Can the data below be set down again exactly, line for line?

[Collected data entries]
--- BEGIN ---

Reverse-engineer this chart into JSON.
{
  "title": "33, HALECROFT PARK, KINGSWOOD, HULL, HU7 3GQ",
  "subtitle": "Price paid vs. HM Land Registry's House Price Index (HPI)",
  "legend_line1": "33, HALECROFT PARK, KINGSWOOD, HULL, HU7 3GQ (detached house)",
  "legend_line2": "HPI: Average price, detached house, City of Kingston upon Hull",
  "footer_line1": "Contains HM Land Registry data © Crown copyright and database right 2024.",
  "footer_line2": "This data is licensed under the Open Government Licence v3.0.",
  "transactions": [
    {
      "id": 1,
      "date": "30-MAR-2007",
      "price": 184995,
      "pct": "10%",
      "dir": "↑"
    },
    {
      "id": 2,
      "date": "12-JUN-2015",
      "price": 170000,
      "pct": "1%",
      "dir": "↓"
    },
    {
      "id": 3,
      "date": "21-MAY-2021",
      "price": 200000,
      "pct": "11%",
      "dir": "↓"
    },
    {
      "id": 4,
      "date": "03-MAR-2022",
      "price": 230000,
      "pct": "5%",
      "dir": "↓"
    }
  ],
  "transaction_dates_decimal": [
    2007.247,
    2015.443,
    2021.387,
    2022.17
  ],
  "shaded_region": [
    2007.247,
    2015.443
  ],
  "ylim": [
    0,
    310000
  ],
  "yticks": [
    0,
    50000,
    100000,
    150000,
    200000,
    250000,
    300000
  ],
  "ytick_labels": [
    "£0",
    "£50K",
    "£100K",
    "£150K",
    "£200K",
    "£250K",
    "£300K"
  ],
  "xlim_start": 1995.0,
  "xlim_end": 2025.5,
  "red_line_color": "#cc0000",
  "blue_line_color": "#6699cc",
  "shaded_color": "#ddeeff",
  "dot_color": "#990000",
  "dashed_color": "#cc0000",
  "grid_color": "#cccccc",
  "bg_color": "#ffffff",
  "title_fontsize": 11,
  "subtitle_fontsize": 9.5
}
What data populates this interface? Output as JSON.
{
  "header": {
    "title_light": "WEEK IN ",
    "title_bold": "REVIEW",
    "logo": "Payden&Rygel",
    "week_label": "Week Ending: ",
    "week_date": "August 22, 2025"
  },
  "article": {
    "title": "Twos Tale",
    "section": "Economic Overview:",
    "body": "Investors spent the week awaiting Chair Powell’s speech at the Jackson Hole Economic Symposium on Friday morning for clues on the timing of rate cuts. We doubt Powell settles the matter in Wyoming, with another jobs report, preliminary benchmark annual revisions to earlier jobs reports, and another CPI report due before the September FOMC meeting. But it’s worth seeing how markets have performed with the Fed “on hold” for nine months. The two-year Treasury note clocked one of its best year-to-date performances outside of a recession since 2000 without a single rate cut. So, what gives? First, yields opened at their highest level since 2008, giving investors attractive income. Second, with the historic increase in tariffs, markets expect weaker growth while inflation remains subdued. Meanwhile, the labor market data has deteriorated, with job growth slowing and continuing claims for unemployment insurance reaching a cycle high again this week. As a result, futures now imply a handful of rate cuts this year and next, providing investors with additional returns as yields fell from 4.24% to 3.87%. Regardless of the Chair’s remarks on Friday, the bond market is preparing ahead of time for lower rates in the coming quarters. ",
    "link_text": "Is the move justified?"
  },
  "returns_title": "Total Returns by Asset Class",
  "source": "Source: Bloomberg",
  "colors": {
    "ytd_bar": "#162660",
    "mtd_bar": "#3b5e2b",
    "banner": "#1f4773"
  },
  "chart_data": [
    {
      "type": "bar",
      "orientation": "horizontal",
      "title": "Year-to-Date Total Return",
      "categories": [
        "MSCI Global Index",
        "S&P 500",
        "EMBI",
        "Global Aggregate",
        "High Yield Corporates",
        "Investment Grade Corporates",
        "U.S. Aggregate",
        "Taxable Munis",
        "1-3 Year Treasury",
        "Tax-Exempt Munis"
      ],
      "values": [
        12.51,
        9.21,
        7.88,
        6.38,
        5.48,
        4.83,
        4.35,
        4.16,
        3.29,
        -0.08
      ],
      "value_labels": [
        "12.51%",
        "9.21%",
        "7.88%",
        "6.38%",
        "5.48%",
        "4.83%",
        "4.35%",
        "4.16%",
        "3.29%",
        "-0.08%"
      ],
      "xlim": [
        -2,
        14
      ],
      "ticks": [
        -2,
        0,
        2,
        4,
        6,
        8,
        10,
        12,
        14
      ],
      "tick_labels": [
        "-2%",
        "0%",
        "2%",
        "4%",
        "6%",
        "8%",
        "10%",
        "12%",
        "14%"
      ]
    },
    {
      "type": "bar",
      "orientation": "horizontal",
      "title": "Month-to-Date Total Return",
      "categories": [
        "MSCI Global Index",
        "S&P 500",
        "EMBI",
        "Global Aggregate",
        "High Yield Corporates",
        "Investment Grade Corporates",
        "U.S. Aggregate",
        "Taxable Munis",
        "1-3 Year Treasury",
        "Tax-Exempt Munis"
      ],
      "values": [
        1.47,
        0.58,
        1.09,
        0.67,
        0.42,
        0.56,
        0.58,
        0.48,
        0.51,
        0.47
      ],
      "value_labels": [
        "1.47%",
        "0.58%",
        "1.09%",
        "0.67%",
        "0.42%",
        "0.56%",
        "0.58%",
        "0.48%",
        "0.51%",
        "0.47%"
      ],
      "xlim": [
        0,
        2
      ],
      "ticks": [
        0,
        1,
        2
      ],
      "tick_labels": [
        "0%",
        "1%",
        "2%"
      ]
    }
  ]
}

--- END ---

> **EXPECTED ANSWER**:
Reverse-engineer this chart into JSON.
{
  "title": "33, HALECROFT PARK, KINGSWOOD, HULL, HU7 3GQ",
  "subtitle": "Price paid vs. HM Land Registry's House Price Index (HPI)",
  "legend_line1": "33, HALECROFT PARK, KINGSWOOD, HULL, HU7 3GQ (detached house)",
  "legend_line2": "HPI: Average price, detached house, City of Kingston upon Hull",
  "footer_line1": "Contains HM Land Registry data © Crown copyright and database right 2024.",
  "footer_line2": "This data is licensed under the Open Government Licence v3.0.",
  "transactions": [
    {
      "id": 1,
      "date": "30-MAR-2007",
      "price": 184995,
      "pct": "10%",
      "dir": "↑"
    },
    {
      "id": 2,
      "date": "12-JUN-2015",
      "price": 170000,
      "pct": "1%",
      "dir": "↓"
    },
    {
      "id": 3,
      "date": "21-MAY-2021",
      "price": 200000,
      "pct": "11%",
      "dir": "↓"
    },
    {
      "id": 4,
      "date": "03-MAR-2022",
      "price": 230000,
      "pct": "5%",
      "dir": "↓"
    }
  ],
  "transaction_dates_decimal": [
    2007.247,
    2015.443,
    2021.387,
    2022.17
  ],
  "shaded_region": [
    2007.247,
    2015.443
  ],
  "ylim": [
    0,
    310000
  ],
  "yticks": [
    0,
    50000,
    100000,
    150000,
    200000,
    250000,
    300000
  ],
  "ytick_labels": [
    "£0",
    "£50K",
    "£100K",
    "£150K",
    "£200K",
    "£250K",
    "£300K"
  ],
  "xlim_start": 1995.0,
  "xlim_end": 2025.5,
  "red_line_color": "#cc0000",
  "blue_line_color": "#6699cc",
  "shaded_color": "#ddeeff",
  "dot_color": "#990000",
  "dashed_color": "#cc0000",
  "grid_color": "#cccccc",
  "bg_color": "#ffffff",
  "title_fontsize": 11,
  "subtitle_fontsize": 9.5
}
What data populates this interface? Output as JSON.
{
  "header": {
    "title_light": "WEEK IN ",
    "title_bold": "REVIEW",
    "logo": "Payden&Rygel",
    "week_label": "Week Ending: ",
    "week_date": "August 22, 2025"
  },
  "article": {
    "title": "Twos Tale",
    "section": "Economic Overview:",
    "body": "Investors spent the week awaiting Chair Powell’s speech at the Jackson Hole Economic Symposium on Friday morning for clues on the timing of rate cuts. We doubt Powell settles the matter in Wyoming, with another jobs report, preliminary benchmark annual revisions to earlier jobs reports, and another CPI report due before the September FOMC meeting. But it’s worth seeing how markets have performed with the Fed “on hold” for nine months. The two-year Treasury note clocked one of its best year-to-date performances outside of a recession since 2000 without a single rate cut. So, what gives? First, yields opened at their highest level since 2008, giving investors attractive income. Second, with the historic increase in tariffs, markets expect weaker growth while inflation remains subdued. Meanwhile, the labor market data has deteriorated, with job growth slowing and continuing claims for unemployment insurance reaching a cycle high again this week. As a result, futures now imply a handful of rate cuts this year and next, providing investors with additional returns as yields fell from 4.24% to 3.87%. Regardless of the Chair’s remarks on Friday, the bond market is preparing ahead of time for lower rates in the coming quarters. ",
    "link_text": "Is the move justified?"
  },
  "returns_title": "Total Returns by Asset Class",
  "source": "Source: Bloomberg",
  "colors": {
    "ytd_bar": "#162660",
    "mtd_bar": "#3b5e2b",
    "banner": "#1f4773"
  },
  "chart_data": [
    {
      "type": "bar",
      "orientation": "horizontal",
      "title": "Year-to-Date Total Return",
      "categories": [
        "MSCI Global Index",
        "S&P 500",
        "EMBI",
        "Global Aggregate",
        "High Yield Corporates",
        "Investment Grade Corporates",
        "U.S. Aggregate",
        "Taxable Munis",
        "1-3 Year Treasury",
        "Tax-Exempt Munis"
      ],
      "values": [
        12.51,
        9.21,
        7.88,
        6.38,
        5.48,
        4.83,
        4.35,
        4.16,
        3.29,
        -0.08
      ],
      "value_labels": [
        "12.51%",
        "9.21%",
        "7.88%",
        "6.38%",
        "5.48%",
        "4.83%",
        "4.35%",
        "4.16%",
        "3.29%",
        "-0.08%"
      ],
      "xlim": [
        -2,
        14
      ],
      "ticks": [
        -2,
        0,
        2,
        4,
        6,
        8,
        10,
        12,
        14
      ],
      "tick_labels": [
        "-2%",
        "0%",
        "2%",
        "4%",
        "6%",
        "8%",
        "10%",
        "12%",
        "14%"
      ]
    },
    {
      "type": "bar",
      "orientation": "horizontal",
      "title": "Month-to-Date Total Return",
      "categories": [
        "MSCI Global Index",
        "S&P 500",
        "EMBI",
        "Global Aggregate",
        "High Yield Corporates",
        "Investment Grade Corporates",
        "U.S. Aggregate",
        "Taxable Munis",
        "1-3 Year Treasury",
        "Tax-Exempt Munis"
      ],
      "values": [
        1.47,
        0.58,
        1.09,
        0.67,
        0.42,
        0.56,
        0.58,
        0.48,
        0.51,
        0.47
      ],
      "value_labels": [
        "1.47%",
        "0.58%",
        "1.09%",
        "0.67%",
        "0.42%",
        "0.56%",
        "0.58%",
        "0.48%",
        "0.51%",
        "0.47%"
      ],
      "xlim": [
        0,
        2
      ],
      "ticks": [
        0,
        1,
        2
      ],
      "tick_labels": [
        "0%",
        "1%",
        "2%"
      ]
    }
  ]
}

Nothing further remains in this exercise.